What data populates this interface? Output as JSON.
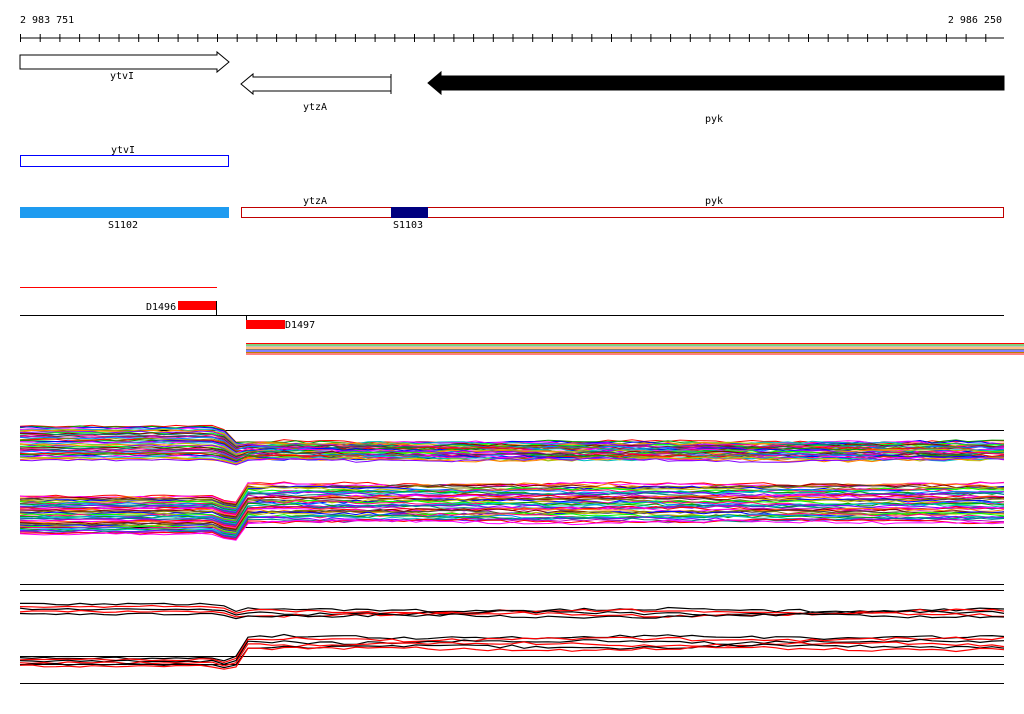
{
  "ruler": {
    "start_label": "2 983 751",
    "end_label": "2 986 250"
  },
  "genes": {
    "ytvI": "ytvI",
    "ytzA": "ytzA",
    "pyk": "pyk"
  },
  "track_labels": {
    "ytvI_box": "ytvI",
    "ytzA_box": "ytzA",
    "pyk_box": "pyk"
  },
  "segments": {
    "s1102": "S1102",
    "s1103": "S1103"
  },
  "features": {
    "d1496": "D1496",
    "d1497": "D1497"
  },
  "colors": {
    "s1102": "#1e9bf0",
    "s1103": "#00007f",
    "downregion": "#ff0000",
    "box_blue": "#0000ff",
    "box_red": "#c00000"
  }
}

(What you will do):
Return the records exactly as they stand, and drop every picture.

(Solution to this task):
What data populates this interface? Output as JSON.
{
  "ruler": {
    "start_label": "2 983 751",
    "end_label": "2 986 250"
  },
  "genes": {
    "ytvI": "ytvI",
    "ytzA": "ytzA",
    "pyk": "pyk"
  },
  "track_labels": {
    "ytvI_box": "ytvI",
    "ytzA_box": "ytzA",
    "pyk_box": "pyk"
  },
  "segments": {
    "s1102": "S1102",
    "s1103": "S1103"
  },
  "features": {
    "d1496": "D1496",
    "d1497": "D1497"
  },
  "colors": {
    "s1102": "#1e9bf0",
    "s1103": "#00007f",
    "downregion": "#ff0000",
    "box_blue": "#0000ff",
    "box_red": "#c00000"
  }
}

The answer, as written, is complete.